## BEGIN SUPPLIED RECORDS

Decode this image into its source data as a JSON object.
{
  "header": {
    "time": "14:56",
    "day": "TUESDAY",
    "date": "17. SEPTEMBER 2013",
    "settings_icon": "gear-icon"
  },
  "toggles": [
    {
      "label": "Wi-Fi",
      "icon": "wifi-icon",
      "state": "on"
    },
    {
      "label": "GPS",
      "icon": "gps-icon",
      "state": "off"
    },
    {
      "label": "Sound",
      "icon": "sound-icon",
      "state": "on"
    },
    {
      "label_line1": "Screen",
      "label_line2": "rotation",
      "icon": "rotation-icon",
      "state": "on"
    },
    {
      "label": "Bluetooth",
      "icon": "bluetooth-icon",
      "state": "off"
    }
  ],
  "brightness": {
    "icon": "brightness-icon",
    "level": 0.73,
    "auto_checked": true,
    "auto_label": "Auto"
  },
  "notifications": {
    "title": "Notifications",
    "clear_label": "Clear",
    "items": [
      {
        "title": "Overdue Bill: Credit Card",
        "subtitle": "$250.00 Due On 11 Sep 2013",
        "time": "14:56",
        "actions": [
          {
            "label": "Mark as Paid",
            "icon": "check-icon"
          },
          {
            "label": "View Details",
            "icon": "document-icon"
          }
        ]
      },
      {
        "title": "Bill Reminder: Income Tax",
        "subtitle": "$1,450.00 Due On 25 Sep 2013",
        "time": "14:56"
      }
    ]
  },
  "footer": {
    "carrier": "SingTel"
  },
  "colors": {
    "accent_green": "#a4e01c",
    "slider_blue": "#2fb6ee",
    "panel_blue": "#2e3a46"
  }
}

## END SUPPLIED RECORDS

# TASK DETAILS
Transcribe all lines as written.

# FINISHED EXERCISE
Decode this image into its source data as a JSON object.
{
  "header": {
    "time": "14:56",
    "day": "TUESDAY",
    "date": "17. SEPTEMBER 2013",
    "settings_icon": "gear-icon"
  },
  "toggles": [
    {
      "label": "Wi-Fi",
      "icon": "wifi-icon",
      "state": "on"
    },
    {
      "label": "GPS",
      "icon": "gps-icon",
      "state": "off"
    },
    {
      "label": "Sound",
      "icon": "sound-icon",
      "state": "on"
    },
    {
      "label_line1": "Screen",
      "label_line2": "rotation",
      "icon": "rotation-icon",
      "state": "on"
    },
    {
      "label": "Bluetooth",
      "icon": "bluetooth-icon",
      "state": "off"
    }
  ],
  "brightness": {
    "icon": "brightness-icon",
    "level": 0.73,
    "auto_checked": true,
    "auto_label": "Auto"
  },
  "notifications": {
    "title": "Notifications",
    "clear_label": "Clear",
    "items": [
      {
        "title": "Overdue Bill: Credit Card",
        "subtitle": "$250.00 Due On 11 Sep 2013",
        "time": "14:56",
        "actions": [
          {
            "label": "Mark as Paid",
            "icon": "check-icon"
          },
          {
            "label": "View Details",
            "icon": "document-icon"
          }
        ]
      },
      {
        "title": "Bill Reminder: Income Tax",
        "subtitle": "$1,450.00 Due On 25 Sep 2013",
        "time": "14:56"
      }
    ]
  },
  "footer": {
    "carrier": "SingTel"
  },
  "colors": {
    "accent_green": "#a4e01c",
    "slider_blue": "#2fb6ee",
    "panel_blue": "#2e3a46"
  }
}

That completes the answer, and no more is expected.